Records shown:
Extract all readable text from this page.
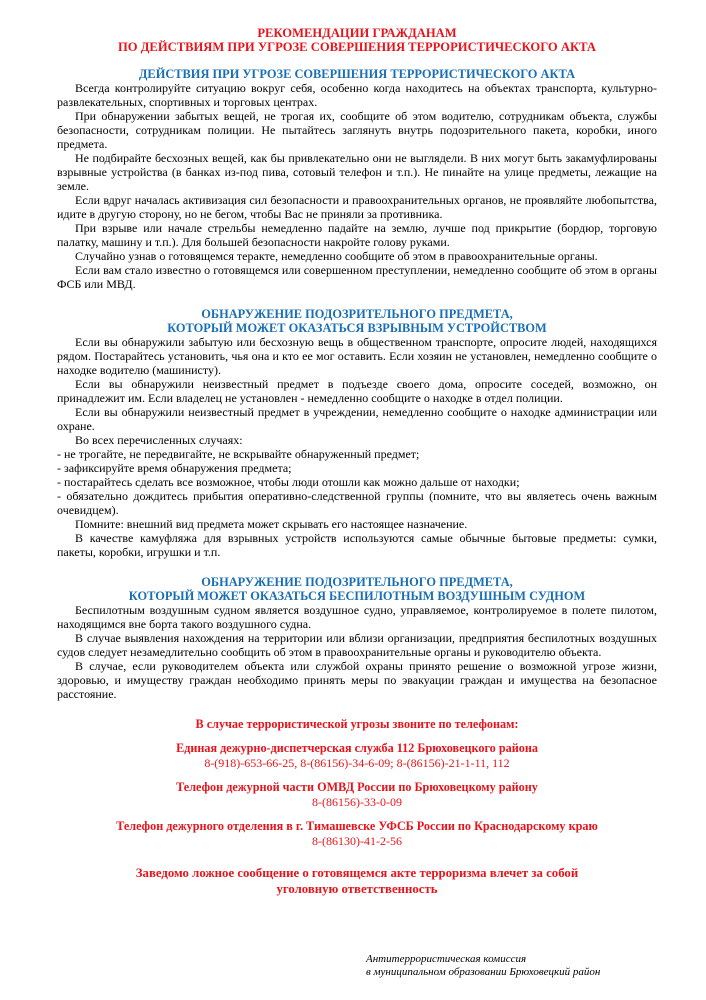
РЕКОМЕНДАЦИИ ГРАЖДАНАМ
ПО ДЕЙСТВИЯМ ПРИ УГРОЗЕ СОВЕРШЕНИЯ ТЕРРОРИСТИЧЕСКОГО АКТА
ДЕЙСТВИЯ ПРИ УГРОЗЕ СОВЕРШЕНИЯ ТЕРРОРИСТИЧЕСКОГО АКТА

Всегда контролируйте ситуацию вокруг себя, особенно когда находитесь на объектах транспорта, культурно-развлекательных, спортивных и торговых центрах.

При обнаружении забытых вещей, не трогая их, сообщите об этом водителю, сотрудникам объекта, службы безопасности, сотрудникам полиции. Не пытайтесь заглянуть внутрь подозрительного пакета, коробки, иного предмета.

Не подбирайте бесхозных вещей, как бы привлекательно они не выглядели. В них могут быть закамуфлированы взрывные устройства (в банках из-под пива, сотовый телефон и т.п.). Не пинайте на улице предметы, лежащие на земле.

Если вдруг началась активизация сил безопасности и правоохранительных органов, не проявляйте любопытства, идите в другую сторону, но не бегом, чтобы Вас не приняли за противника.

При взрыве или начале стрельбы немедленно падайте на землю, лучше под прикрытие (бордюр, торговую палатку, машину и т.п.). Для большей безопасности накройте голову руками.

Случайно узнав о готовящемся теракте, немедленно сообщите об этом в правоохранительные органы.

Если вам стало известно о готовящемся или совершенном преступлении, немедленно сообщите об этом в органы ФСБ или МВД.

ОБНАРУЖЕНИЕ ПОДОЗРИТЕЛЬНОГО ПРЕДМЕТА,
КОТОРЫЙ МОЖЕТ ОКАЗАТЬСЯ ВЗРЫВНЫМ УСТРОЙСТВОМ

Если вы обнаружили забытую или бесхозную вещь в общественном транспорте, опросите людей, находящихся рядом. Постарайтесь установить, чья она и кто ее мог оставить. Если хозяин не установлен, немедленно сообщите о находке водителю (машинисту).

Если вы обнаружили неизвестный предмет в подъезде своего дома, опросите соседей, возможно, он принадлежит им. Если владелец не установлен - немедленно сообщите о находке в отдел полиции.

Если вы обнаружили неизвестный предмет в учреждении, немедленно сообщите о находке администрации или охране.

Во всех перечисленных случаях:

- не трогайте, не передвигайте, не вскрывайте обнаруженный предмет;

- зафиксируйте время обнаружения предмета;

- постарайтесь сделать все возможное, чтобы люди отошли как можно дальше от находки;

- обязательно дождитесь прибытия оперативно-следственной группы (помните, что вы являетесь очень важным очевидцем).

Помните: внешний вид предмета может скрывать его настоящее назначение.

В качестве камуфляжа для взрывных устройств используются самые обычные бытовые предметы: сумки, пакеты, коробки, игрушки и т.п.

ОБНАРУЖЕНИЕ ПОДОЗРИТЕЛЬНОГО ПРЕДМЕТА,
КОТОРЫЙ МОЖЕТ ОКАЗАТЬСЯ БЕСПИЛОТНЫМ ВОЗДУШНЫМ СУДНОМ

Беспилотным воздушным судном является воздушное судно, управляемое, контролируемое в полете пилотом, находящимся вне борта такого воздушного судна.

В случае выявления нахождения на территории или вблизи организации, предприятия беспилотных воздушных судов следует незамедлительно сообщить об этом в правоохранительные органы и руководителю объекта.

В случае, если руководителем объекта или службой охраны принято решение о возможной угрозе жизни, здоровью, и имуществу граждан необходимо принять меры по эвакуации граждан и имущества на безопасное расстояние.

В случае террористической угрозы звоните по телефонам:
Единая дежурно-диспетчерская служба 112 Брюховецкого района
8-(918)-653-66-25, 8-(86156)-34-6-09; 8-(86156)-21-1-11, 112
Телефон дежурной части ОМВД России по Брюховецкому району
8-(86156)-33-0-09
Телефон дежурного отделения в г. Тимашевске УФСБ России по Краснодарскому краю
8-(86130)-41-2-56
Заведомо ложное сообщение о готовящемся акте терроризма влечет за собой
уголовную ответственность
Антитеррористическая комиссия
в муниципальном образовании Брюховецкий район
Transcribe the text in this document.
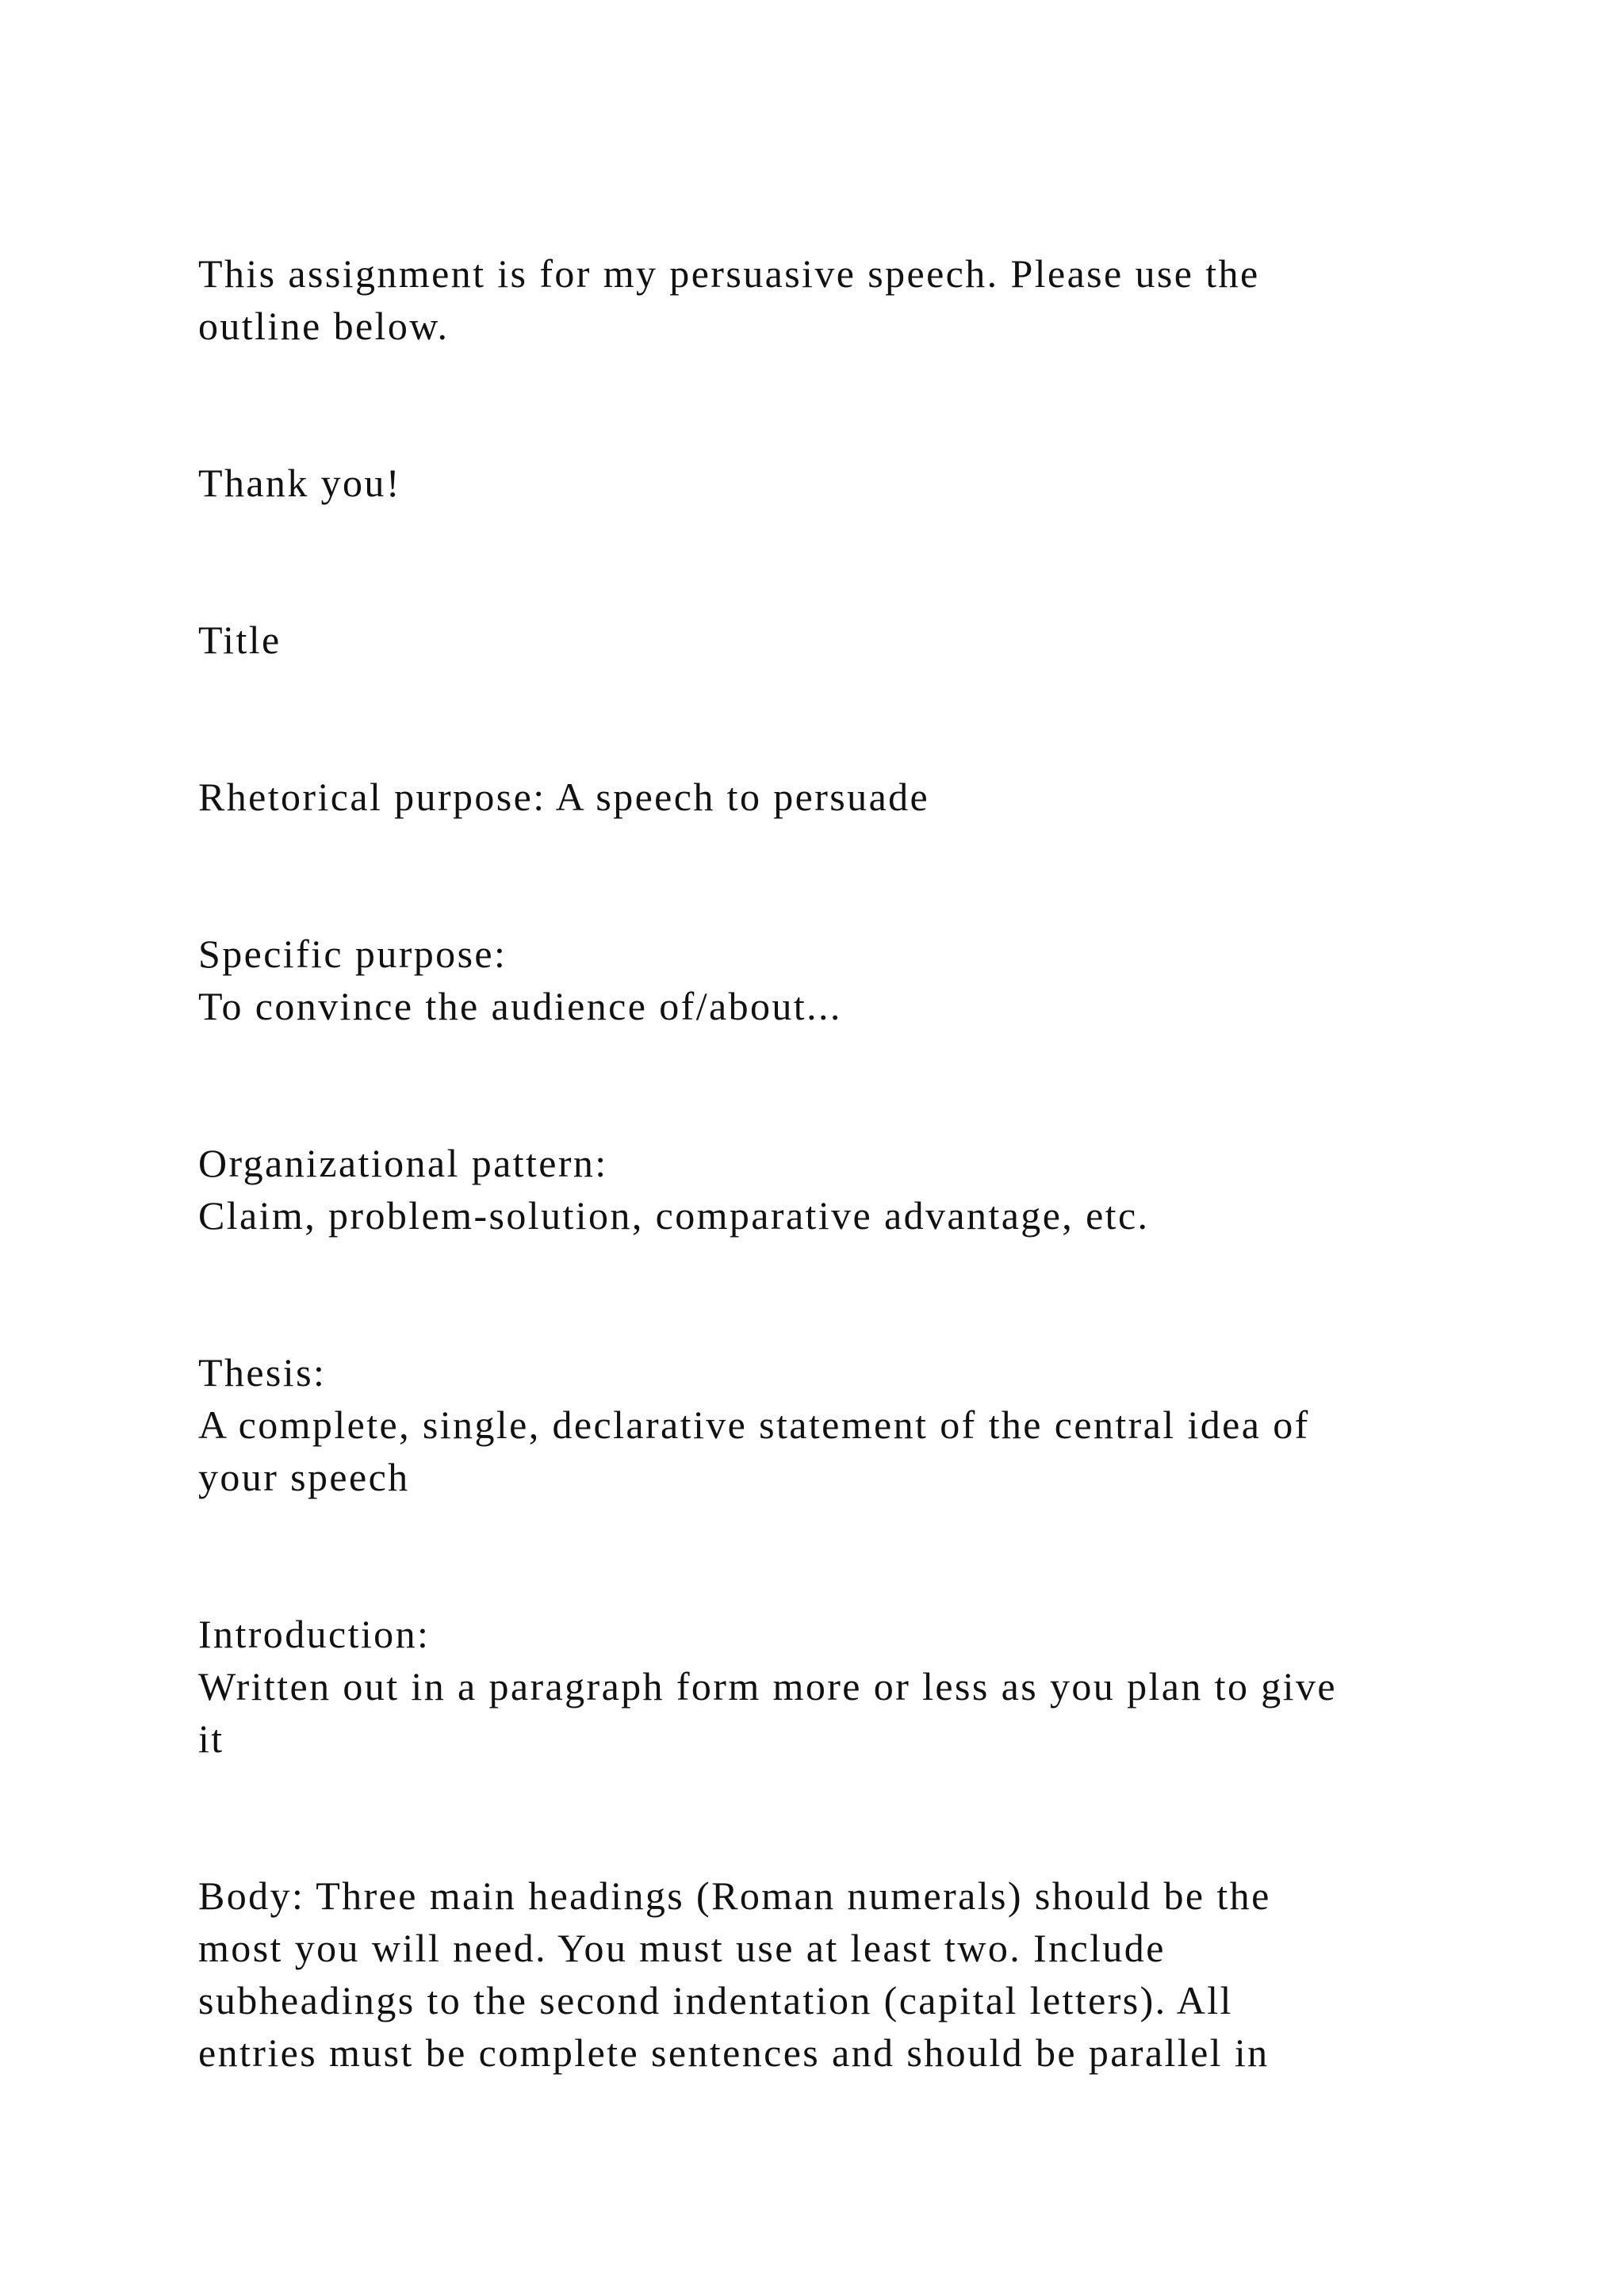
This assignment is for my persuasive speech. Please use the
outline below.
Thank you!
Title
Rhetorical purpose: A speech to persuade
Specific purpose:
To convince the audience of/about...
Organizational pattern:
Claim, problem-solution, comparative advantage, etc.
Thesis:
A complete, single, declarative statement of the central idea of
your speech
Introduction:
Written out in a paragraph form more or less as you plan to give
it
Body: Three main headings (Roman numerals) should be the
most you will need. You must use at least two. Include
subheadings to the second indentation (capital letters). All
entries must be complete sentences and should be parallel in
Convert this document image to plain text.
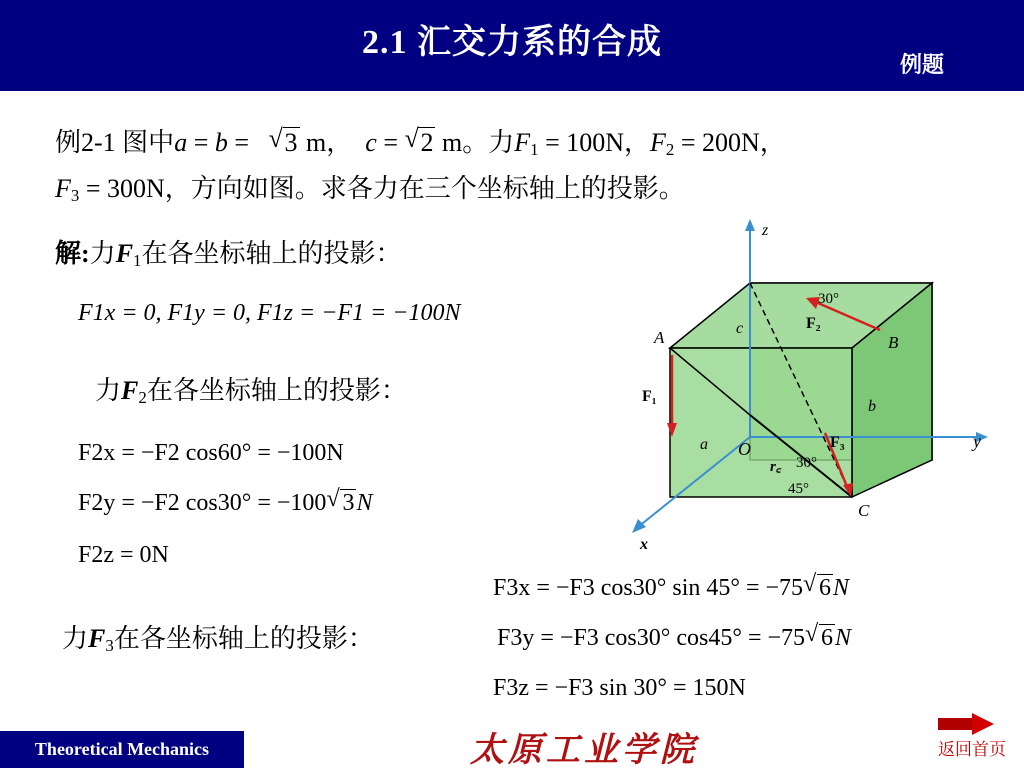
2.1 汇交力系的合成
例题
例2-1 图中a = b =   √ 3 m， c = √ 2 m。力$F_1 = 100N$，$F_2 = 200N$，
$F_3 = 300N$，方向如图。求各力在三个坐标轴上的投影。
解:力$F_1$在各坐标轴上的投影：
F1x = 0, F1y = 0, F1z = −F1 = −100N
力$F_2$在各坐标轴上的投影：
F2x = −F2 cos60° = −100N
F2y = −F2 cos30° = −100 √ 3N
F2z = 0N
力$F_3$在各坐标轴上的投影：
F3x = −F3 cos30° sin 45° = −75 √ 6N
F3y = −F3 cos30° cos45° = −75 √ 6N
F3z = −F3 sin 30° = 150N
z
y
x
O
A	B
C
a
b
c
F₁
F₂
F₃
r꜀
30°
30°
45°
Theoretical Mechanics	太原工业学院	返回首页
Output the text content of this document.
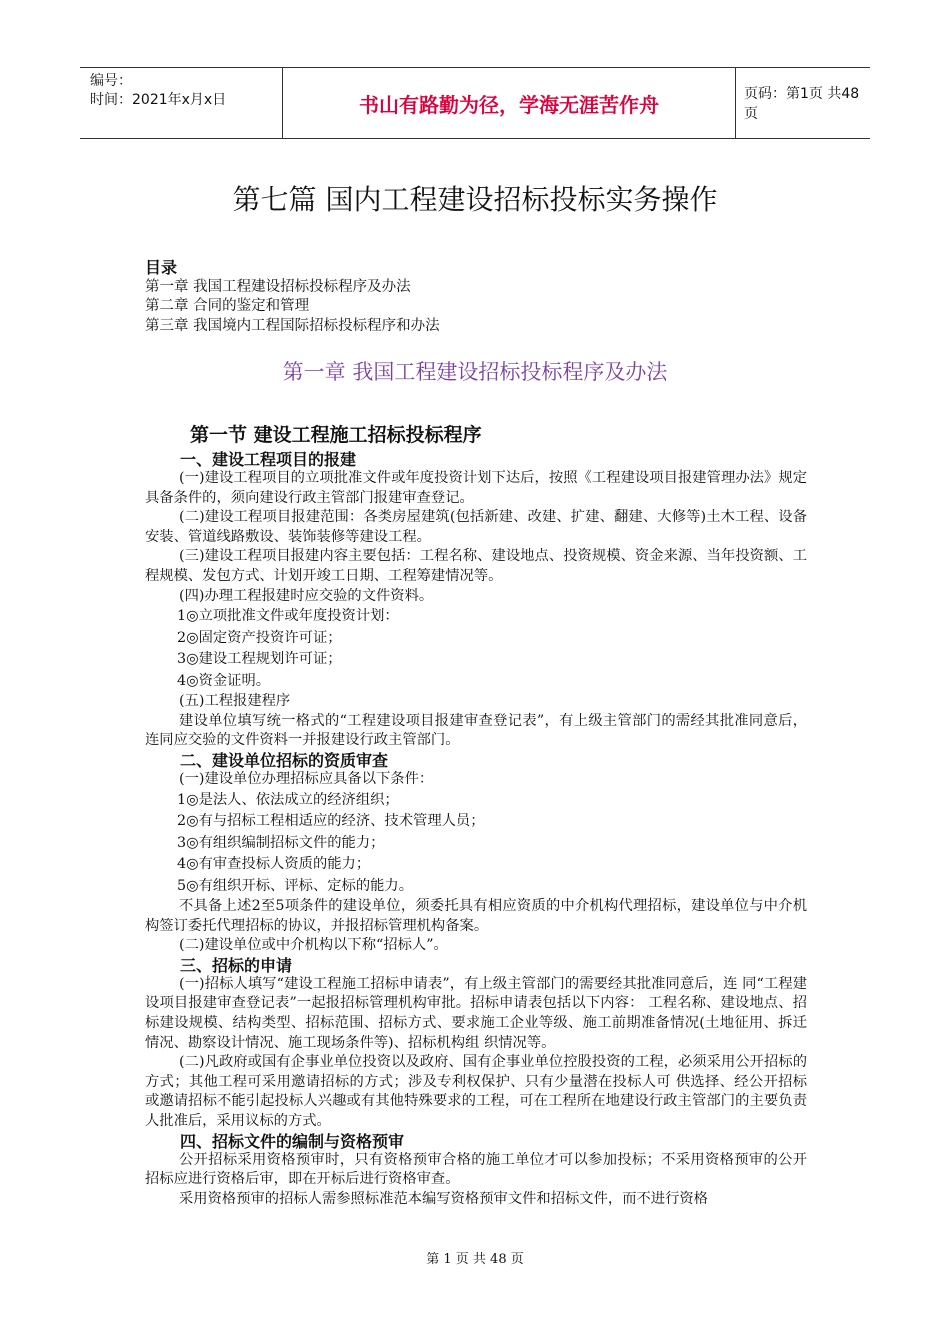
编号：
时间：2021年x月x日	书山有路勤为径，学海无涯苦作舟	页码：第1页 共48页
第七篇 国内工程建设招标投标实务操作
目录
第一章 我国工程建设招标投标程序及办法
第二章 合同的鉴定和管理
第三章 我国境内工程国际招标投标程序和办法
第一章 我国工程建设招标投标程序及办法

第一节 建设工程施工招标投标程序

一、建设工程项目的报建

(一)建设工程项目的立项批准文件或年度投资计划下达后，按照《工程建设项目报建管理办法》规定具备条件的，须向建设行政主管部门报建审查登记。

(二)建设工程项目报建范围：各类房屋建筑(包括新建、改建、扩建、翻建、大修等)土木工程、设备安装、管道线路敷设、装饰装修等建设工程。

(三)建设工程项目报建内容主要包括：工程名称、建设地点、投资规模、资金来源、当年投资额、工程规模、发包方式、计划开竣工日期、工程筹建情况等。

(四)办理工程报建时应交验的文件资料。

1◎立项批准文件或年度投资计划：

2◎固定资产投资许可证；

3◎建设工程规划许可证；

4◎资金证明。

(五)工程报建程序

建设单位填写统一格式的“工程建设项目报建审查登记表”，有上级主管部门的需经其批准同意后，连同应交验的文件资料一并报建设行政主管部门。

二、建设单位招标的资质审查

(一)建设单位办理招标应具备以下条件：

1◎是法人、依法成立的经济组织；

2◎有与招标工程相适应的经济、技术管理人员；

3◎有组织编制招标文件的能力；

4◎有审查投标人资质的能力；

5◎有组织开标、评标、定标的能力。

不具备上述2至5项条件的建设单位，须委托具有相应资质的中介机构代理招标，建设单位与中介机构签订委托代理招标的协议，并报招标管理机构备案。

(二)建设单位或中介机构以下称“招标人”。

三、招标的申请

(一)招标人填写“建设工程施工招标申请表”，有上级主管部门的需要经其批准同意后，连 同“工程建设项目报建审查登记表”一起报招标管理机构审批。招标申请表包括以下内容： 工程名称、建设地点、招标建设规模、结构类型、招标范围、招标方式、要求施工企业等级、施工前期准备情况(土地征用、拆迁情况、勘察设计情况、施工现场条件等)、招标机构组 织情况等。

(二)凡政府或国有企事业单位投资以及政府、国有企事业单位控股投资的工程，必须采用公开招标的方式；其他工程可采用邀请招标的方式；涉及专利权保护、只有少量潜在投标人可 供选择、经公开招标或邀请招标不能引起投标人兴趣或有其他特殊要求的工程，可在工程所在地建设行政主管部门的主要负责人批准后，采用议标的方式。

四、招标文件的编制与资格预审

公开招标采用资格预审时，只有资格预审合格的施工单位才可以参加投标；不采用资格预审的公开招标应进行资格后审，即在开标后进行资格审查。

采用资格预审的招标人需参照标准范本编写资格预审文件和招标文件，而不进行资格

第 1 页 共 48 页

What needs to be done:
Copy every line in the entries above that has the string "неизвестный" in it.

Result below:
Если вы обнаружили неизвестный предмет в подъезде своего дома, опросите соседей, возможно, он принадлежит им. Если владелец не установлен - немедленно сообщите о находке в отдел полиции.
Если вы обнаружили неизвестный предмет в учреждении, немедленно сообщите о находке администрации или охране.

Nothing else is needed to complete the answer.